__Exercise goal__. Repeat all of the material exactly as given.

__Dataset rows__.
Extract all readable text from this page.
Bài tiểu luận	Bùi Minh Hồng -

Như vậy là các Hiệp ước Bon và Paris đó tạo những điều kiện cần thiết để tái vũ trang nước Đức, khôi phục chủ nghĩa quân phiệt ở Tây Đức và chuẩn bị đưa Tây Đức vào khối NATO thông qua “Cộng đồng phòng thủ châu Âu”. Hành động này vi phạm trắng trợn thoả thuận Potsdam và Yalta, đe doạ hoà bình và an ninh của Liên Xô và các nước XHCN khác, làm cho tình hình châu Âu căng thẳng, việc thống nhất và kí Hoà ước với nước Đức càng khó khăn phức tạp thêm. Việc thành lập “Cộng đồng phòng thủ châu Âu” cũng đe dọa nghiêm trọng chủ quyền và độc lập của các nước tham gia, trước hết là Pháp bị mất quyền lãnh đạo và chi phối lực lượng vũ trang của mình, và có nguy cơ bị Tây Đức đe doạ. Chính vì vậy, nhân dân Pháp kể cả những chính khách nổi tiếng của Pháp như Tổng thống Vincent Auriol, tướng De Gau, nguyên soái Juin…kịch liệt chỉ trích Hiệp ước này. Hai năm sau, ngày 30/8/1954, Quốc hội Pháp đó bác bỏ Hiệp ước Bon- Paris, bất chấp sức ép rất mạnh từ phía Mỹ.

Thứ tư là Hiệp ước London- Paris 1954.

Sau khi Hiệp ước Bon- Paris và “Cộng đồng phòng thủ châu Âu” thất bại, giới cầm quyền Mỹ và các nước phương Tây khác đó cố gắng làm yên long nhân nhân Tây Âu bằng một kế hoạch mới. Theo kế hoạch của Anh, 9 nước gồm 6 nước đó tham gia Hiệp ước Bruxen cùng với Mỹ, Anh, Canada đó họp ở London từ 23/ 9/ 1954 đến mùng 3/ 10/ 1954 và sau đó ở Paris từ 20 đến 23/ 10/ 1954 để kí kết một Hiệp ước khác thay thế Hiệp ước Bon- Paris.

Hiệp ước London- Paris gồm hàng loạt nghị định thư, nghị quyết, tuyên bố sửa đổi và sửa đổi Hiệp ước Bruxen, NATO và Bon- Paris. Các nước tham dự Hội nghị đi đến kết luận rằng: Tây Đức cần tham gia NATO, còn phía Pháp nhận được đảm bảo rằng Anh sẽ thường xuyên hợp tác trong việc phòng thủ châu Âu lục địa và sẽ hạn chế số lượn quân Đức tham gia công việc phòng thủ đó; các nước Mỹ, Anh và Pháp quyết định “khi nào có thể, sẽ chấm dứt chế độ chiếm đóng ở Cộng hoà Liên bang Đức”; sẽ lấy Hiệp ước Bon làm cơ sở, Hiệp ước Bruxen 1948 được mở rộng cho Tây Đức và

__Finished exercise__.
Extract all readable text from this page.
Bài tiểu luận	Bùi Minh Hồng -

Như vậy là các Hiệp ước Bon và Paris đó tạo những điều kiện cần thiết để tái vũ trang nước Đức, khôi phục chủ nghĩa quân phiệt ở Tây Đức và chuẩn bị đưa Tây Đức vào khối NATO thông qua “Cộng đồng phòng thủ châu Âu”. Hành động này vi phạm trắng trợn thoả thuận Potsdam và Yalta, đe doạ hoà bình và an ninh của Liên Xô và các nước XHCN khác, làm cho tình hình châu Âu căng thẳng, việc thống nhất và kí Hoà ước với nước Đức càng khó khăn phức tạp thêm. Việc thành lập “Cộng đồng phòng thủ châu Âu” cũng đe dọa nghiêm trọng chủ quyền và độc lập của các nước tham gia, trước hết là Pháp bị mất quyền lãnh đạo và chi phối lực lượng vũ trang của mình, và có nguy cơ bị Tây Đức đe doạ. Chính vì vậy, nhân dân Pháp kể cả những chính khách nổi tiếng của Pháp như Tổng thống Vincent Auriol, tướng De Gau, nguyên soái Juin…kịch liệt chỉ trích Hiệp ước này. Hai năm sau, ngày 30/8/1954, Quốc hội Pháp đó bác bỏ Hiệp ước Bon- Paris, bất chấp sức ép rất mạnh từ phía Mỹ.

Thứ tư là Hiệp ước London- Paris 1954.

Sau khi Hiệp ước Bon- Paris và “Cộng đồng phòng thủ châu Âu” thất bại, giới cầm quyền Mỹ và các nước phương Tây khác đó cố gắng làm yên long nhân nhân Tây Âu bằng một kế hoạch mới. Theo kế hoạch của Anh, 9 nước gồm 6 nước đó tham gia Hiệp ước Bruxen cùng với Mỹ, Anh, Canada đó họp ở London từ 23/ 9/ 1954 đến mùng 3/ 10/ 1954 và sau đó ở Paris từ 20 đến 23/ 10/ 1954 để kí kết một Hiệp ước khác thay thế Hiệp ước Bon- Paris.

Hiệp ước London- Paris gồm hàng loạt nghị định thư, nghị quyết, tuyên bố sửa đổi và sửa đổi Hiệp ước Bruxen, NATO và Bon- Paris. Các nước tham dự Hội nghị đi đến kết luận rằng: Tây Đức cần tham gia NATO, còn phía Pháp nhận được đảm bảo rằng Anh sẽ thường xuyên hợp tác trong việc phòng thủ châu Âu lục địa và sẽ hạn chế số lượn quân Đức tham gia công việc phòng thủ đó; các nước Mỹ, Anh và Pháp quyết định “khi nào có thể, sẽ chấm dứt chế độ chiếm đóng ở Cộng hoà Liên bang Đức”; sẽ lấy Hiệp ước Bon làm cơ sở, Hiệp ước Bruxen 1948 được mở rộng cho Tây Đức và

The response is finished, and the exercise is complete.